## begin MATERIAL TO PROCESS
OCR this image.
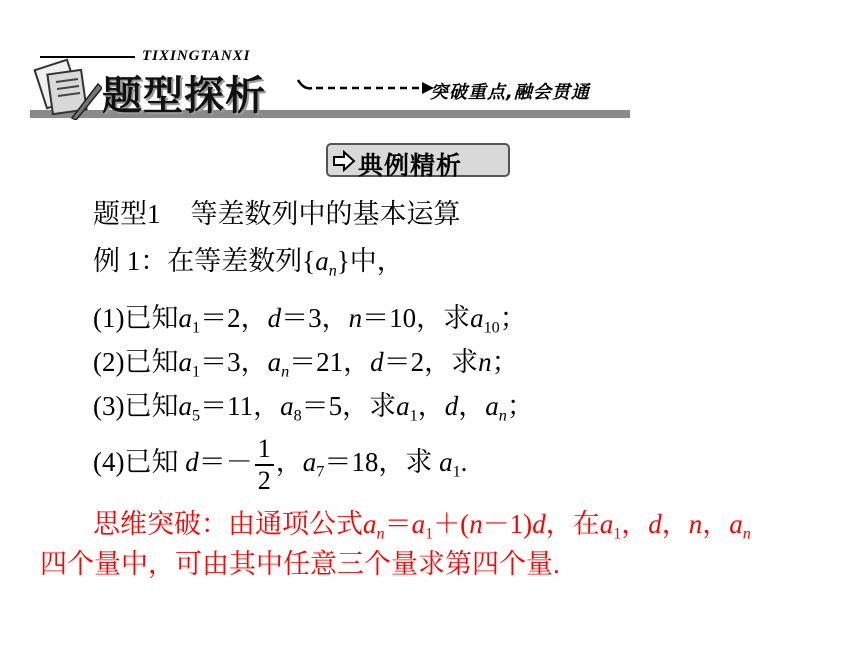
TIXINGTANXI
题型探析	突破重点,融会贯通
典例精析
题型1 等差数列中的基本运算
例 1：在等差数列$\{a_n\}$中，
(1)已知$a_1=2$，d＝3，n＝10，求$a_{10}$；
(2)已知$a_1=3$，$a_n=21$，d＝2，求n；
(3)已知$a_5=11$，$a_8=5$，求$a_1$，d，$a_n$；
(4)已知 $d=- \frac{1}{2}$ ，$a_7=18$，求 $a_1$.
思维突破：由通项公式$a_n=a_1+(n-1)d$，在$a_1$，d，n，$a_n$
四个量中，可由其中任意三个量求第四个量.
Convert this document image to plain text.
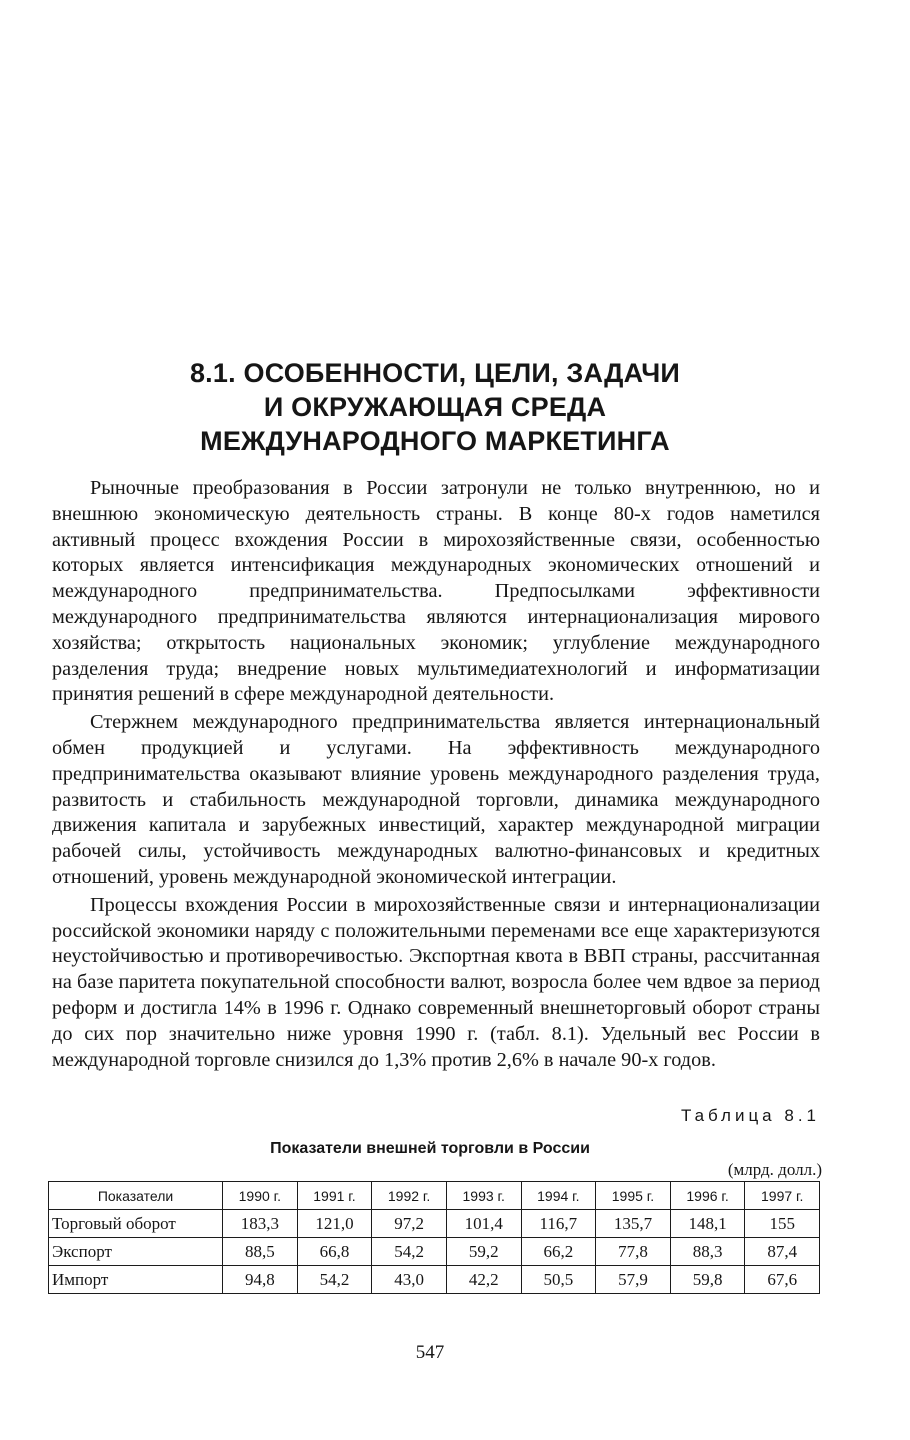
8.1. ОСОБЕННОСТИ, ЦЕЛИ, ЗАДАЧИ
И ОКРУЖАЮЩАЯ СРЕДА
МЕЖДУНАРОДНОГО МАРКЕТИНГА

Рыночные преобразования в России затронули не только внутреннюю, но и внешнюю экономическую деятельность страны. В конце 80-х годов наметился активный процесс вхождения России в мирохозяйственные связи, особенностью которых является интенсификация международных экономических отношений и международного предпринимательства. Предпосылками эффективности международного предпринимательства являются интернационализация мирового хозяйства; открытость национальных экономик; углубление международного разделения труда; внедрение новых мультимедиатехнологий и информатизации принятия решений в сфере международной деятельности.

Стержнем международного предпринимательства является интернациональный обмен продукцией и услугами. На эффективность международного предпринимательства оказывают влияние уровень международного разделения труда, развитость и стабильность международной торговли, динамика международного движения капитала и зарубежных инвестиций, характер международной миграции рабочей силы, устойчивость международных валютно-финансовых и кредитных отношений, уровень международной экономической интеграции.

Процессы вхождения России в мирохозяйственные связи и интернационализации российской экономики наряду с положительными переменами все еще характеризуются неустойчивостью и противоречивостью. Экспортная квота в ВВП страны, рассчитанная на базе паритета покупательной способности валют, возросла более чем вдвое за период реформ и достигла 14% в 1996 г. Однако современный внешнеторговый оборот страны до сих пор значительно ниже уровня 1990 г. (табл. 8.1). Удельный вес России в международной торговле снизился до 1,3% против 2,6% в начале 90-х годов.

Таблица 8.1
Показатели внешней торговли в России
(млрд. долл.)
Показатели	1990 г.	1991 г.	1992 г.	1993 г.	1994 г.	1995 г.	1996 г.	1997 г.
Торговый оборот	183,3	121,0	97,2	101,4	116,7	135,7	148,1	155
Экспорт	88,5	66,8	54,2	59,2	66,2	77,8	88,3	87,4
Импорт	94,8	54,2	43,0	42,2	50,5	57,9	59,8	67,6
547
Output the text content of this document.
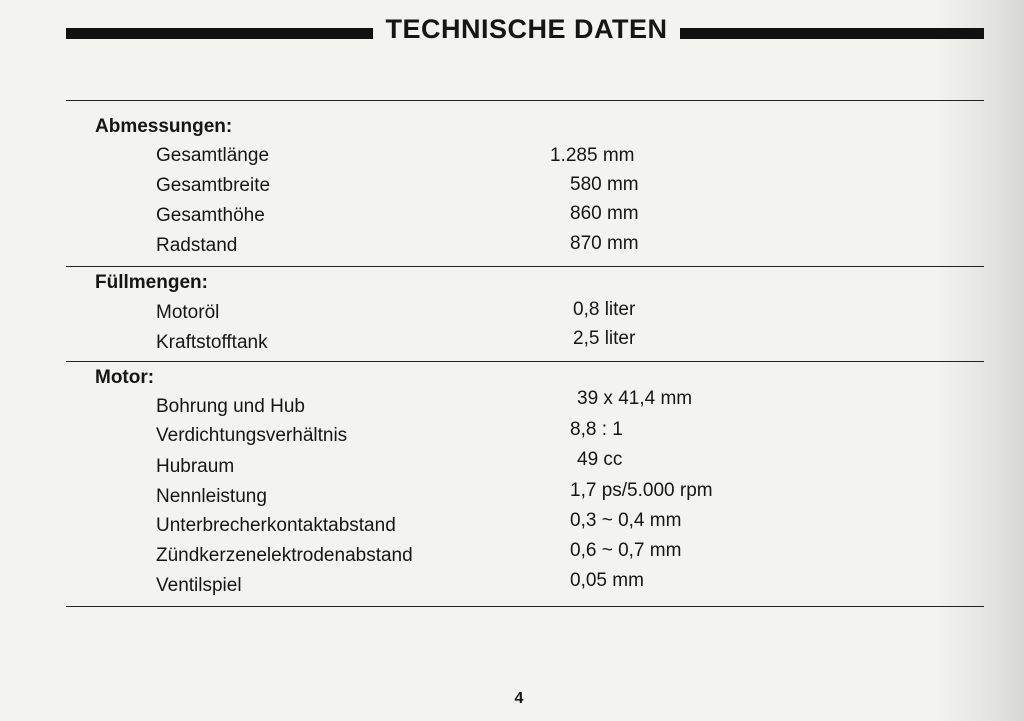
TECHNISCHE DATEN
Abmessungen:
Gesamtlänge	1.285 mm
Gesamtbreite	580 mm
Gesamthöhe	860 mm
Radstand	870 mm
Füllmengen:
Motoröl	0,8 liter
Kraftstofftank	2,5 liter
Motor:
Bohrung und Hub	39 x 41,4 mm
Verdichtungsverhältnis	8,8 : 1
Hubraum	49 cc
Nennleistung	1,7 ps/5.000 rpm
Unterbrecherkontaktabstand	0,3 ~ 0,4 mm
Zündkerzenelektrodenabstand	0,6 ~ 0,7 mm
Ventilspiel	0,05 mm
4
## end MATERIAL TO PROCESS
◆ **PROBLEM REQUIREMENTS**
State the number of lines in these entries that include the string "Показатели". Provide nothing beyond that number.

◆ **EXERCISE ANSWER**
2